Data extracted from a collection
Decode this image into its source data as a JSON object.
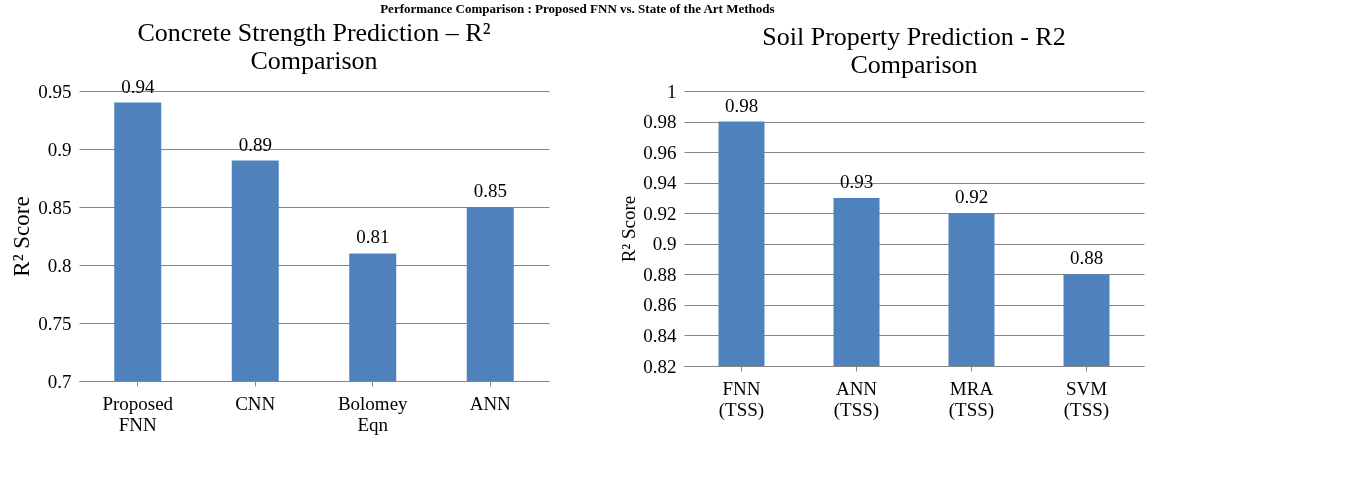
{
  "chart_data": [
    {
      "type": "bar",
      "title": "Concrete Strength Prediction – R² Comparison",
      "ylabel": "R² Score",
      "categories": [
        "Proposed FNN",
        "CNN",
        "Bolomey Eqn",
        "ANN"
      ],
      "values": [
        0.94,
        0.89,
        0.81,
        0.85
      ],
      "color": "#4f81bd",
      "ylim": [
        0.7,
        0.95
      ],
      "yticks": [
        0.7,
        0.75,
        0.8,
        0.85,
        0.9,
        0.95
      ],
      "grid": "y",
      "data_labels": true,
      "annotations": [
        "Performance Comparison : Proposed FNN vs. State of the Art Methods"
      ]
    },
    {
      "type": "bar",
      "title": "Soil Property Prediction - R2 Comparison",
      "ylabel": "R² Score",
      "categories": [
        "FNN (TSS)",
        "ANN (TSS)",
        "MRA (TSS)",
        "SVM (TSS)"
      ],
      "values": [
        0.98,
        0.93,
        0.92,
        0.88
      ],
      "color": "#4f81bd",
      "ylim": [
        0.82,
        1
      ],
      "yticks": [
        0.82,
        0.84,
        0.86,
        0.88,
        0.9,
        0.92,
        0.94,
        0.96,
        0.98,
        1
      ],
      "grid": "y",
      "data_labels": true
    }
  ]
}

Your objective:
What comes back should match the records exactly, minus any pictures.

Correct result:
Decode this image into its source data as a JSON object.
{
  "chart_data": [
    {
      "type": "bar",
      "title": "Concrete Strength Prediction – R² Comparison",
      "ylabel": "R² Score",
      "categories": [
        "Proposed FNN",
        "CNN",
        "Bolomey Eqn",
        "ANN"
      ],
      "values": [
        0.94,
        0.89,
        0.81,
        0.85
      ],
      "color": "#4f81bd",
      "ylim": [
        0.7,
        0.95
      ],
      "yticks": [
        0.7,
        0.75,
        0.8,
        0.85,
        0.9,
        0.95
      ],
      "grid": "y",
      "data_labels": true,
      "annotations": [
        "Performance Comparison : Proposed FNN vs. State of the Art Methods"
      ]
    },
    {
      "type": "bar",
      "title": "Soil Property Prediction - R2 Comparison",
      "ylabel": "R² Score",
      "categories": [
        "FNN (TSS)",
        "ANN (TSS)",
        "MRA (TSS)",
        "SVM (TSS)"
      ],
      "values": [
        0.98,
        0.93,
        0.92,
        0.88
      ],
      "color": "#4f81bd",
      "ylim": [
        0.82,
        1
      ],
      "yticks": [
        0.82,
        0.84,
        0.86,
        0.88,
        0.9,
        0.92,
        0.94,
        0.96,
        0.98,
        1
      ],
      "grid": "y",
      "data_labels": true
    }
  ]
}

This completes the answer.